## What the task asks
Skip the pictures. Repeat everything else in the records word for word.

begin

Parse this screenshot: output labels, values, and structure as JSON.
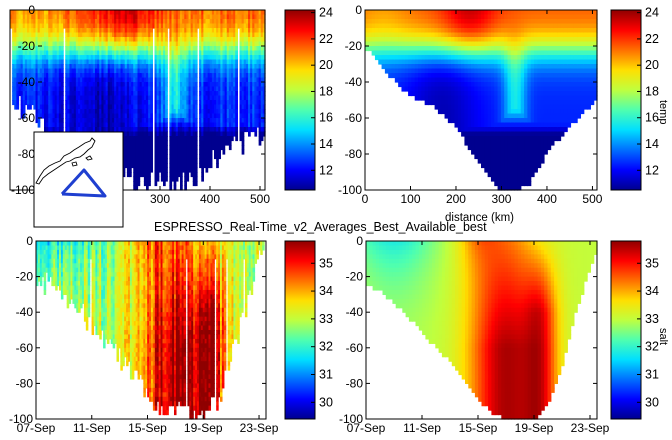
{
  "figure": {
    "suptitle": "ESPRESSO_Real-Time_v2_Averages_Best_Available_best",
    "colormap": [
      "#00008f",
      "#0000ff",
      "#006fff",
      "#00dfff",
      "#4fffaf",
      "#bfff3f",
      "#ffdf00",
      "#ff6f00",
      "#ff0000",
      "#8f0000"
    ]
  },
  "chart_data": [
    {
      "type": "heatmap",
      "panel": "top-left",
      "variable": "temp",
      "xaxis": "distance",
      "xlabel": "",
      "xlim": [
        0,
        510
      ],
      "xticks": [
        "0",
        "100",
        "200",
        "300",
        "400",
        "500"
      ],
      "ylim": [
        -100,
        0
      ],
      "yticks": [
        "0",
        "-20",
        "-40",
        "-60",
        "-80",
        "-100"
      ],
      "clim": [
        10.5,
        24.2
      ],
      "colorbar_ticks": [
        "24",
        "22",
        "20",
        "18",
        "16",
        "14",
        "12"
      ],
      "colorbar_label": "",
      "depth_profile": [
        [
          0,
          -58
        ],
        [
          20,
          -55
        ],
        [
          40,
          -60
        ],
        [
          60,
          -65
        ],
        [
          80,
          -75
        ],
        [
          100,
          -80
        ],
        [
          150,
          -85
        ],
        [
          200,
          -92
        ],
        [
          250,
          -97
        ],
        [
          300,
          -100
        ],
        [
          330,
          -100
        ],
        [
          350,
          -100
        ],
        [
          380,
          -95
        ],
        [
          400,
          -85
        ],
        [
          450,
          -78
        ],
        [
          500,
          -72
        ],
        [
          510,
          -70
        ]
      ],
      "features": [
        "warm surface layer ~0-20 m, up to 24 deg C near 220-250 km",
        "cold water 11-14 deg C below 40 m"
      ],
      "inset": "station track map (triangle of stations south of coast)"
    },
    {
      "type": "heatmap",
      "panel": "top-right",
      "variable": "temp",
      "xaxis": "distance",
      "xlabel": "distance (km)",
      "xlim": [
        0,
        510
      ],
      "xticks": [
        "0",
        "100",
        "200",
        "300",
        "400",
        "500"
      ],
      "ylim": [
        -100,
        0
      ],
      "yticks": [
        "0",
        "-20",
        "-40",
        "-60",
        "-80",
        "-100"
      ],
      "clim": [
        10.5,
        24.2
      ],
      "colorbar_ticks": [
        "24",
        "22",
        "20",
        "18",
        "16",
        "14",
        "12"
      ],
      "colorbar_label": "temp",
      "depth_profile": [
        [
          0,
          -22
        ],
        [
          20,
          -25
        ],
        [
          40,
          -33
        ],
        [
          60,
          -38
        ],
        [
          80,
          -43
        ],
        [
          100,
          -48
        ],
        [
          150,
          -53
        ],
        [
          200,
          -65
        ],
        [
          250,
          -85
        ],
        [
          280,
          -95
        ],
        [
          300,
          -100
        ],
        [
          330,
          -100
        ],
        [
          360,
          -97
        ],
        [
          400,
          -80
        ],
        [
          430,
          -70
        ],
        [
          470,
          -60
        ],
        [
          500,
          -52
        ],
        [
          510,
          -50
        ]
      ],
      "features": [
        "smoothed temperature section",
        "cold core 10-12 deg C at 40-80 m, 100-220 km"
      ]
    },
    {
      "type": "heatmap",
      "panel": "bottom-left",
      "variable": "salt",
      "xaxis": "time",
      "xlabel": "",
      "xlim": [
        "07-Sep",
        "23-Sep"
      ],
      "xticks": [
        "07-Sep",
        "11-Sep",
        "15-Sep",
        "19-Sep",
        "23-Sep"
      ],
      "ylim": [
        -100,
        0
      ],
      "yticks": [
        "0",
        "-20",
        "-40",
        "-60",
        "-80",
        "-100"
      ],
      "clim": [
        29.4,
        35.8
      ],
      "colorbar_ticks": [
        "35",
        "34",
        "33",
        "32",
        "31",
        "30"
      ],
      "colorbar_label": "",
      "features": [
        "high salinity (35-35.8) core near 13-19 Sep",
        "fresher (31-33) near surface 07-11 Sep"
      ]
    },
    {
      "type": "heatmap",
      "panel": "bottom-right",
      "variable": "salt",
      "xaxis": "time",
      "xlabel": "",
      "xlim": [
        "07-Sep",
        "23-Sep"
      ],
      "xticks": [
        "07-Sep",
        "11-Sep",
        "15-Sep",
        "19-Sep",
        "23-Sep"
      ],
      "ylim": [
        -100,
        0
      ],
      "yticks": [
        "0",
        "-20",
        "-40",
        "-60",
        "-80",
        "-100"
      ],
      "clim": [
        29.4,
        35.8
      ],
      "colorbar_ticks": [
        "35",
        "34",
        "33",
        "32",
        "31",
        "30"
      ],
      "colorbar_label": "salt",
      "features": [
        "smoothed salinity section",
        "salinity maximum ~35.5 at 15-19 Sep down to -100 m"
      ]
    }
  ]
}
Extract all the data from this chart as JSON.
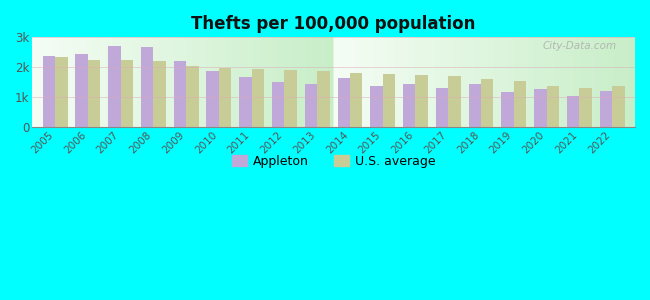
{
  "title": "Thefts per 100,000 population",
  "years": [
    2005,
    2006,
    2007,
    2008,
    2009,
    2010,
    2011,
    2012,
    2013,
    2014,
    2015,
    2016,
    2017,
    2018,
    2019,
    2020,
    2021,
    2022
  ],
  "appleton": [
    2380,
    2440,
    2720,
    2680,
    2200,
    1870,
    1680,
    1510,
    1450,
    1630,
    1380,
    1460,
    1300,
    1430,
    1170,
    1260,
    1040,
    1220
  ],
  "us_avg": [
    2330,
    2260,
    2250,
    2200,
    2040,
    1970,
    1960,
    1920,
    1870,
    1820,
    1790,
    1730,
    1710,
    1600,
    1550,
    1370,
    1310,
    1380
  ],
  "appleton_color": "#c0a8d8",
  "us_avg_color": "#c8cc96",
  "background_plot_top": "#f5fdf5",
  "background_plot_bottom": "#c8eec8",
  "background_fig": "#00ffff",
  "bar_width": 0.38,
  "ylim": [
    0,
    3000
  ],
  "yticks": [
    0,
    1000,
    2000,
    3000
  ],
  "ytick_labels": [
    "0",
    "1k",
    "2k",
    "3k"
  ],
  "legend_appleton": "Appleton",
  "legend_us": "U.S. average",
  "watermark": "City-Data.com"
}
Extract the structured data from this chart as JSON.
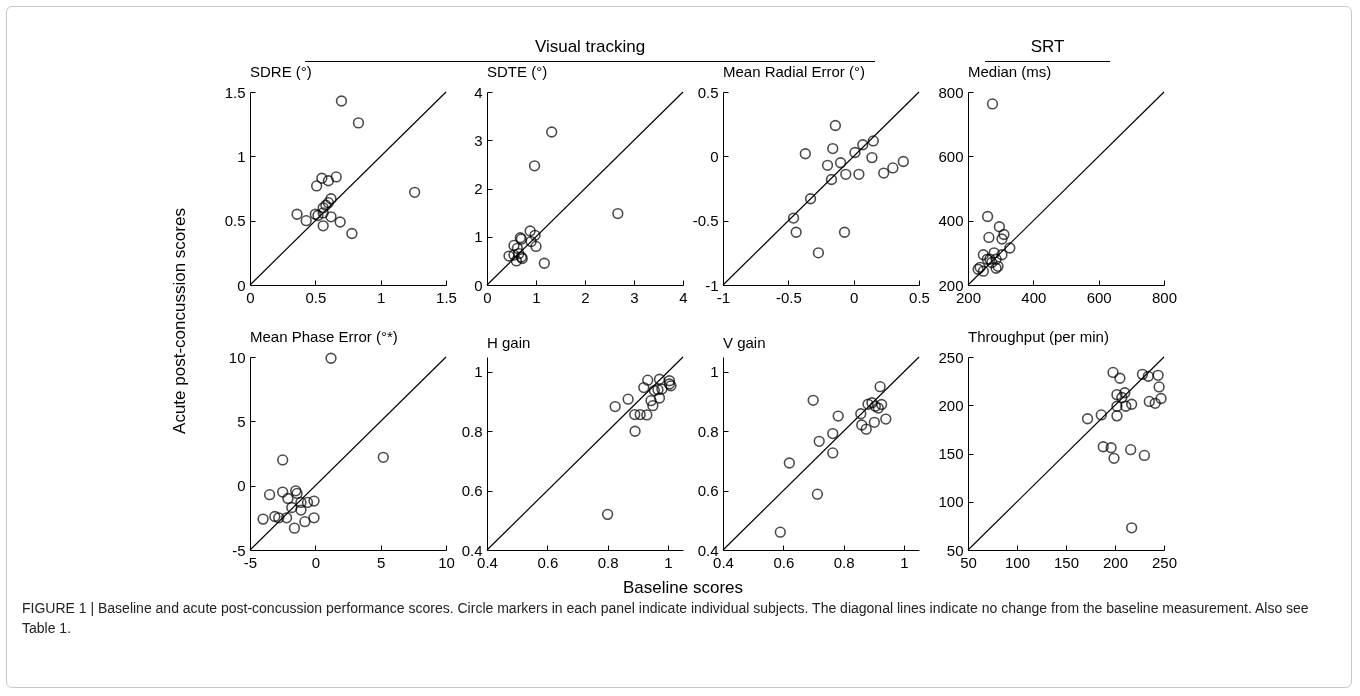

end

## Written answer
Parse this screenshot: output labels, values, and structure as JSON.
{
  "figure": {
    "suptitle": "ESPRESSO_Real-Time_v2_Averages_Best_Available_best",
    "colormap": [
      "#00008f",
      "#0000ff",
      "#006fff",
      "#00dfff",
      "#4fffaf",
      "#bfff3f",
      "#ffdf00",
      "#ff6f00",
      "#ff0000",
      "#8f0000"
    ]
  },
  "chart_data": [
    {
      "type": "heatmap",
      "panel": "top-left",
      "variable": "temp",
      "xaxis": "distance",
      "xlabel": "",
      "xlim": [
        0,
        510
      ],
      "xticks": [
        "0",
        "100",
        "200",
        "300",
        "400",
        "500"
      ],
      "ylim": [
        -100,
        0
      ],
      "yticks": [
        "0",
        "-20",
        "-40",
        "-60",
        "-80",
        "-100"
      ],
      "clim": [
        10.5,
        24.2
      ],
      "colorbar_ticks": [
        "24",
        "22",
        "20",
        "18",
        "16",
        "14",
        "12"
      ],
      "colorbar_label": "",
      "depth_profile": [
        [
          0,
          -58
        ],
        [
          20,
          -55
        ],
        [
          40,
          -60
        ],
        [
          60,
          -65
        ],
        [
          80,
          -75
        ],
        [
          100,
          -80
        ],
        [
          150,
          -85
        ],
        [
          200,
          -92
        ],
        [
          250,
          -97
        ],
        [
          300,
          -100
        ],
        [
          330,
          -100
        ],
        [
          350,
          -100
        ],
        [
          380,
          -95
        ],
        [
          400,
          -85
        ],
        [
          450,
          -78
        ],
        [
          500,
          -72
        ],
        [
          510,
          -70
        ]
      ],
      "features": [
        "warm surface layer ~0-20 m, up to 24 deg C near 220-250 km",
        "cold water 11-14 deg C below 40 m"
      ],
      "inset": "station track map (triangle of stations south of coast)"
    },
    {
      "type": "heatmap",
      "panel": "top-right",
      "variable": "temp",
      "xaxis": "distance",
      "xlabel": "distance (km)",
      "xlim": [
        0,
        510
      ],
      "xticks": [
        "0",
        "100",
        "200",
        "300",
        "400",
        "500"
      ],
      "ylim": [
        -100,
        0
      ],
      "yticks": [
        "0",
        "-20",
        "-40",
        "-60",
        "-80",
        "-100"
      ],
      "clim": [
        10.5,
        24.2
      ],
      "colorbar_ticks": [
        "24",
        "22",
        "20",
        "18",
        "16",
        "14",
        "12"
      ],
      "colorbar_label": "temp",
      "depth_profile": [
        [
          0,
          -22
        ],
        [
          20,
          -25
        ],
        [
          40,
          -33
        ],
        [
          60,
          -38
        ],
        [
          80,
          -43
        ],
        [
          100,
          -48
        ],
        [
          150,
          -53
        ],
        [
          200,
          -65
        ],
        [
          250,
          -85
        ],
        [
          280,
          -95
        ],
        [
          300,
          -100
        ],
        [
          330,
          -100
        ],
        [
          360,
          -97
        ],
        [
          400,
          -80
        ],
        [
          430,
          -70
        ],
        [
          470,
          -60
        ],
        [
          500,
          -52
        ],
        [
          510,
          -50
        ]
      ],
      "features": [
        "smoothed temperature section",
        "cold core 10-12 deg C at 40-80 m, 100-220 km"
      ]
    },
    {
      "type": "heatmap",
      "panel": "bottom-left",
      "variable": "salt",
      "xaxis": "time",
      "xlabel": "",
      "xlim": [
        "07-Sep",
        "23-Sep"
      ],
      "xticks": [
        "07-Sep",
        "11-Sep",
        "15-Sep",
        "19-Sep",
        "23-Sep"
      ],
      "ylim": [
        -100,
        0
      ],
      "yticks": [
        "0",
        "-20",
        "-40",
        "-60",
        "-80",
        "-100"
      ],
      "clim": [
        29.4,
        35.8
      ],
      "colorbar_ticks": [
        "35",
        "34",
        "33",
        "32",
        "31",
        "30"
      ],
      "colorbar_label": "",
      "features": [
        "high salinity (35-35.8) core near 13-19 Sep",
        "fresher (31-33) near surface 07-11 Sep"
      ]
    },
    {
      "type": "heatmap",
      "panel": "bottom-right",
      "variable": "salt",
      "xaxis": "time",
      "xlabel": "",
      "xlim": [
        "07-Sep",
        "23-Sep"
      ],
      "xticks": [
        "07-Sep",
        "11-Sep",
        "15-Sep",
        "19-Sep",
        "23-Sep"
      ],
      "ylim": [
        -100,
        0
      ],
      "yticks": [
        "0",
        "-20",
        "-40",
        "-60",
        "-80",
        "-100"
      ],
      "clim": [
        29.4,
        35.8
      ],
      "colorbar_ticks": [
        "35",
        "34",
        "33",
        "32",
        "31",
        "30"
      ],
      "colorbar_label": "salt",
      "features": [
        "smoothed salinity section",
        "salinity maximum ~35.5 at 15-19 Sep down to -100 m"
      ]
    }
  ]
}
Extract all the data from this chart as JSON.
{
  "title": "Thefts per 100,000 population",
  "years": [
    2005,
    2006,
    2007,
    2008,
    2009,
    2010,
    2011,
    2012,
    2013,
    2014,
    2015,
    2016,
    2017,
    2018,
    2019,
    2020,
    2021,
    2022
  ],
  "appleton": [
    2380,
    2440,
    2720,
    2680,
    2200,
    1870,
    1680,
    1510,
    1450,
    1630,
    1380,
    1460,
    1300,
    1430,
    1170,
    1260,
    1040,
    1220
  ],
  "us_avg": [
    2330,
    2260,
    2250,
    2200,
    2040,
    1970,
    1960,
    1920,
    1870,
    1820,
    1790,
    1730,
    1710,
    1600,
    1550,
    1370,
    1310,
    1380
  ],
  "appleton_color": "#c0a8d8",
  "us_avg_color": "#c8cc96",
  "background_plot_top": "#f5fdf5",
  "background_plot_bottom": "#c8eec8",
  "background_fig": "#00ffff",
  "bar_width": 0.38,
  "ylim": [
    0,
    3000
  ],
  "yticks": [
    0,
    1000,
    2000,
    3000
  ],
  "ytick_labels": [
    "0",
    "1k",
    "2k",
    "3k"
  ],
  "legend_appleton": "Appleton",
  "legend_us": "U.S. average",
  "watermark": "City-Data.com"
}
Extract the structured data from this chart as JSON.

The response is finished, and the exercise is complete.